**Estratto fornito**:
————
Che differenza!!!
Sono arrivato verso le 13 dal Cadore, più precisamente da Vodo di Cadore, dove ho trascorso tre giorni presso degli amici che abitano lì. Il 2 Gennaio, nel pomeriggio ho chiamato a casa e mi hanno detto che per buona parte della mattinata era caduto un po’ di nevischio e che però in quel momento (erano le 16 circa) pioveva già copiosamente.
Sulle Dolomiti (in quel momento ero al passo di Campolongo sopra Arabba) nevicava a tratti con fiocchi molto piccoli e a tratti tra la nebbia si riusciva a vedere l’azzurro del cielo. In Cadore poi è cominciato a nevicare seriamente verso le 19 e questa mattina c’erano circa 20 cm di neve fresca.
A Vodo che è a 901 m di quota la temperatura è stata per tutta la nevicata sui meno due. Mai a Combai (TV), dove abito, durante una nevicata le temperatura rimane costante dall’inizio alla fine, la temperatura subisce sempre un inesorabile e più o meno rapido innalzamento tramutando le neve in pioggia. Sono partito questa mattina verso le 11.50 affascinato da quel mondo bianco e meraviglioso che solo la neve fresca e caduta in abbondanza sa fare, per arrivare a Combai che sembra di essere in autunno, ora la temperatura è di 6°C l’erba è ancora piuttosto verde, e gli alberi sono neri e scheletrici.
Ho guardato le prealpi dalla finestra di casa mia e ho visto con tristezza che le prime tracce di neve sono sopra i mille metri di quota. Che differenza!! In fondo tra i due mondi ci sono quaranta Km di distanza (in linea d’aria), cinquecento metri di quota e un’ora e dieci di auto.
Ho così aperto Meteolive con la vana speranza di avere notizie confortanti per i prossimi giorni, ma nulla da fare. Spero tanto che ritorni il gennaio quello vero, quello normale, con le temperature minime sotto i meno cinque, con la galaverna sugli alberi in ombra, e magari con una decina di centimetri di neve che rimangano per una settimana anche qui.
Grazie e ancora complimenti per bel sito.
Ps già a Belluno città di neve non c’era quasi traccia.
————
**Compito da svolgere**:
Per favore, rispondi a queste domande sul racconto della neve:
1. Da quale località del Cadore arriva chi scrive?
2. Quanta neve fresca c'era in Cadore questa mattina?
3. Quale temperatura segna ora Combai?

**Dati**:
————
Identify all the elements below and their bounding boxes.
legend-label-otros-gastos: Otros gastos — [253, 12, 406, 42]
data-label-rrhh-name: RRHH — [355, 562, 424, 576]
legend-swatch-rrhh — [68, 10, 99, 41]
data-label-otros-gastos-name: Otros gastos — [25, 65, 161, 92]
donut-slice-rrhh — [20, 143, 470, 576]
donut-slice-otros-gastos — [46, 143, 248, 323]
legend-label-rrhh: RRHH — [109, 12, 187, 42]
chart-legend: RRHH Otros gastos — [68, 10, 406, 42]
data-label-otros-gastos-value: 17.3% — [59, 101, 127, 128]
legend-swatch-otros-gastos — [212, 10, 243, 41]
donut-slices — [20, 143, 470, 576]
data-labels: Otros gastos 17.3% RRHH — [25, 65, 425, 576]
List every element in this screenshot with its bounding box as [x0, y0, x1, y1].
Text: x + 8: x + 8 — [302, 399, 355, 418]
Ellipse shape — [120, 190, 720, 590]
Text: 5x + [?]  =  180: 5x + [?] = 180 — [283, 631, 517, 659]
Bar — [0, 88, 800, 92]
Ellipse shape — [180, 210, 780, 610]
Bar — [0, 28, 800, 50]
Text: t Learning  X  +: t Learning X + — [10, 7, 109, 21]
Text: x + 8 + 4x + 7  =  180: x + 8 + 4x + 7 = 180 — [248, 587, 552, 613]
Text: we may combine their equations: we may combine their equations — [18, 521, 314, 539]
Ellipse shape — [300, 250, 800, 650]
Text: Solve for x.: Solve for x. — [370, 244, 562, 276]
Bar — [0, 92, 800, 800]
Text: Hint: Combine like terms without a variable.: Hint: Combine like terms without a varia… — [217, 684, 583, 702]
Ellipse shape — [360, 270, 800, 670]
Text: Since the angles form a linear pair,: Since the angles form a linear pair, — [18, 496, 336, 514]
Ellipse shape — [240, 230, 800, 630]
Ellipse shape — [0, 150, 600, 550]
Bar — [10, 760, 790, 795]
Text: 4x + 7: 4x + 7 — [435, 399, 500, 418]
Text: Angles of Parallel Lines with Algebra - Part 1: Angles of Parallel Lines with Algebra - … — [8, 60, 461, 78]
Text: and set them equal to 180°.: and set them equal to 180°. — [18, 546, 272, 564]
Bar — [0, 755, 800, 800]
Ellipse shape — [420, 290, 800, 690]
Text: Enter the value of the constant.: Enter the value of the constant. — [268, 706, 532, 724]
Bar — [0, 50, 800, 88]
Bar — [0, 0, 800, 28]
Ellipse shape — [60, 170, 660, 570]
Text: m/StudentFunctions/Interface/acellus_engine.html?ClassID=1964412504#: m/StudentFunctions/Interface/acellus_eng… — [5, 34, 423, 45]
————
**Risultato esercizio**:
1. Da Vodo di Cadore.
2. Circa 20 cm.
3. 6°C.